[TO DO]
Collect every line that includes the string "ylabel".

[AVAILABLE RECORDS]
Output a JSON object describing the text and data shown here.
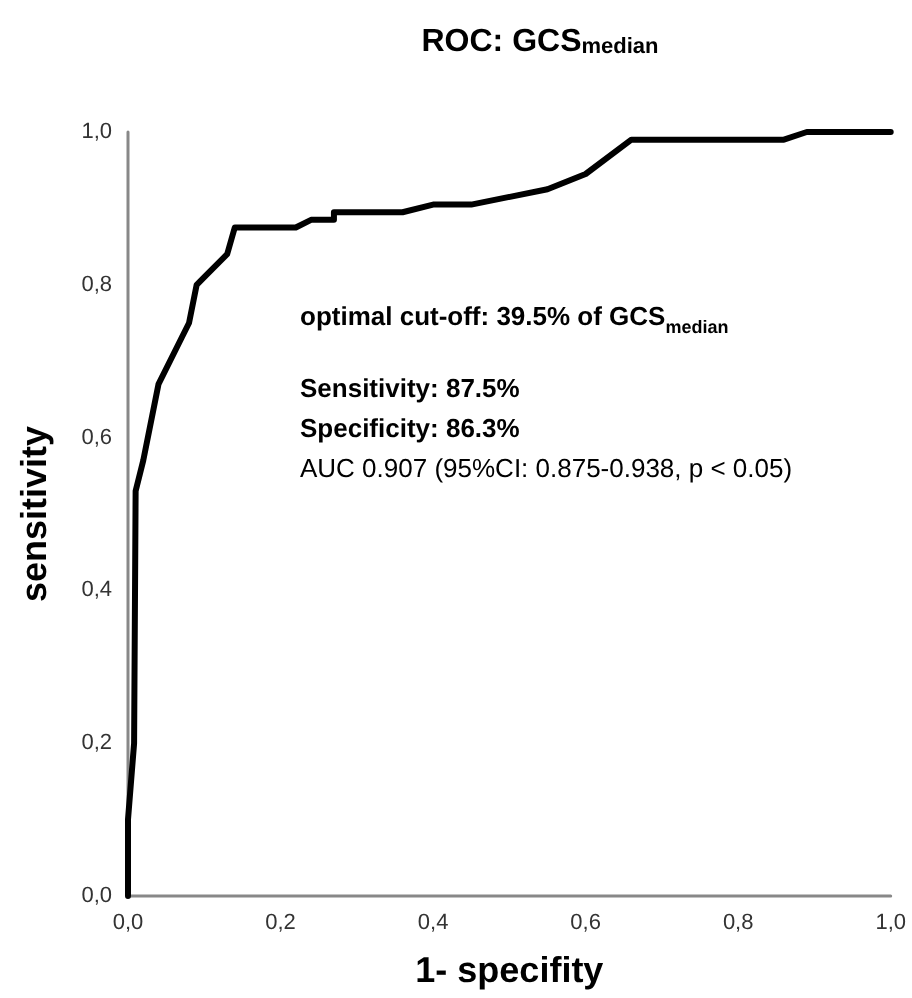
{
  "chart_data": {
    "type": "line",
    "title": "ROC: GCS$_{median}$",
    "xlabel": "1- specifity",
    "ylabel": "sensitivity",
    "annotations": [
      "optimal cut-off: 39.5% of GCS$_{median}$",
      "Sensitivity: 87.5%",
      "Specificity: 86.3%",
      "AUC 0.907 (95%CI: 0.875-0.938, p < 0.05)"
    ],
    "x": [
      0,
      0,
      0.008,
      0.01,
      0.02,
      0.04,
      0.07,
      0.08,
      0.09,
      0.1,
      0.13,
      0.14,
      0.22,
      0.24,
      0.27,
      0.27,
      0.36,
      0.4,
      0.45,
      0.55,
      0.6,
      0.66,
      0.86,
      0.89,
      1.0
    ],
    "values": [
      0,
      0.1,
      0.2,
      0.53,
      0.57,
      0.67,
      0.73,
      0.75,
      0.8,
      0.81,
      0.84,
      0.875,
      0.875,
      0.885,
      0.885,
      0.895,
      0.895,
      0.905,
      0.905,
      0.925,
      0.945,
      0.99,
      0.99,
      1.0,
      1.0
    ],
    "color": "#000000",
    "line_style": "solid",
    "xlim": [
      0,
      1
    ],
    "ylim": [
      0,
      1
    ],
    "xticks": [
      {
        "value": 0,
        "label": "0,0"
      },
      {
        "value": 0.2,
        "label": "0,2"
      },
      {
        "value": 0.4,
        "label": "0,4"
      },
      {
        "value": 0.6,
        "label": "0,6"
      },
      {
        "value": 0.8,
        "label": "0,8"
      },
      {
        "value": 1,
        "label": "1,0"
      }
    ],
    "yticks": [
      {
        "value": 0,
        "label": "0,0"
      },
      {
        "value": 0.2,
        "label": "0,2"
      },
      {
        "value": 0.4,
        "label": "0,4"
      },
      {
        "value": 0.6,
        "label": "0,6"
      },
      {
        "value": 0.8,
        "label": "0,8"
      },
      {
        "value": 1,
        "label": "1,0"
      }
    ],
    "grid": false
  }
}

...

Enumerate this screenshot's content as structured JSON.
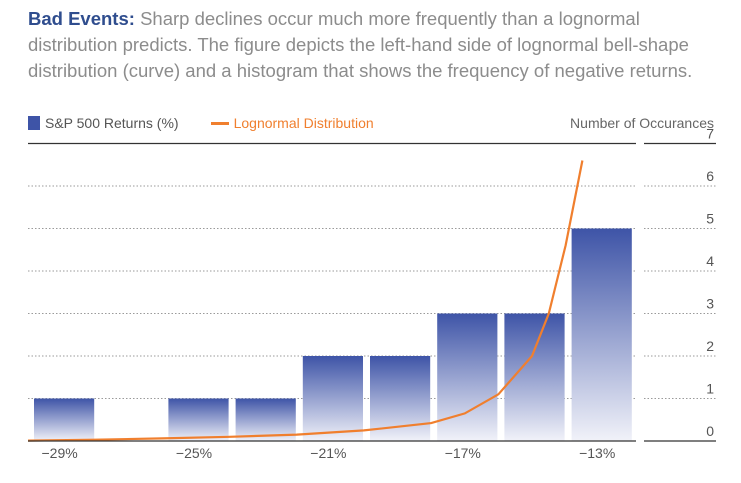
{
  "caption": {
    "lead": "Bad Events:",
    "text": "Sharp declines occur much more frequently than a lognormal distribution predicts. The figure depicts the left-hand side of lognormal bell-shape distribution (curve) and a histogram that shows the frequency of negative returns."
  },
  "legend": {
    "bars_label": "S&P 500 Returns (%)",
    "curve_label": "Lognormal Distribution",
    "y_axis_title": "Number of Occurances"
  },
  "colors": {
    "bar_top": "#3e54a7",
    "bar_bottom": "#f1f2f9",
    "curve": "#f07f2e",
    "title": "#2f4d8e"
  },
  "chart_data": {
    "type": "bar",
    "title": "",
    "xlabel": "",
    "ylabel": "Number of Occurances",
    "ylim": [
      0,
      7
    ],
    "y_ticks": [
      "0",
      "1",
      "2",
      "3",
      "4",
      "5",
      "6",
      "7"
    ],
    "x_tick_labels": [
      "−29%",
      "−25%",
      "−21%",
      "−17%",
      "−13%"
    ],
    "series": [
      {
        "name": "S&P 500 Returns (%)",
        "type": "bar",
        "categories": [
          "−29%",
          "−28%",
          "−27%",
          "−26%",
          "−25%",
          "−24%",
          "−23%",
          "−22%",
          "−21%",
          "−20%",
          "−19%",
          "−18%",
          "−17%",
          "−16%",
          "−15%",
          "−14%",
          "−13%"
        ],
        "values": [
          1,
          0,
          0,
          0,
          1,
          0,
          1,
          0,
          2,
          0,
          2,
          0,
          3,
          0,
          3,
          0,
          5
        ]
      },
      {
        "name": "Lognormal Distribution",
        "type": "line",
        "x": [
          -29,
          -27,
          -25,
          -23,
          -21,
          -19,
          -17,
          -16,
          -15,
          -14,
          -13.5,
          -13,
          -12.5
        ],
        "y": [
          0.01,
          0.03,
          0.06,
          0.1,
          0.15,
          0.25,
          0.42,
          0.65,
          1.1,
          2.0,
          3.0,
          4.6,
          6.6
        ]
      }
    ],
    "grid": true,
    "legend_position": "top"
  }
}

[RESULT FOR THIS EXERCISE]
    "ylabel": "sensitivity",
    "ylabel": "Number of Occurances",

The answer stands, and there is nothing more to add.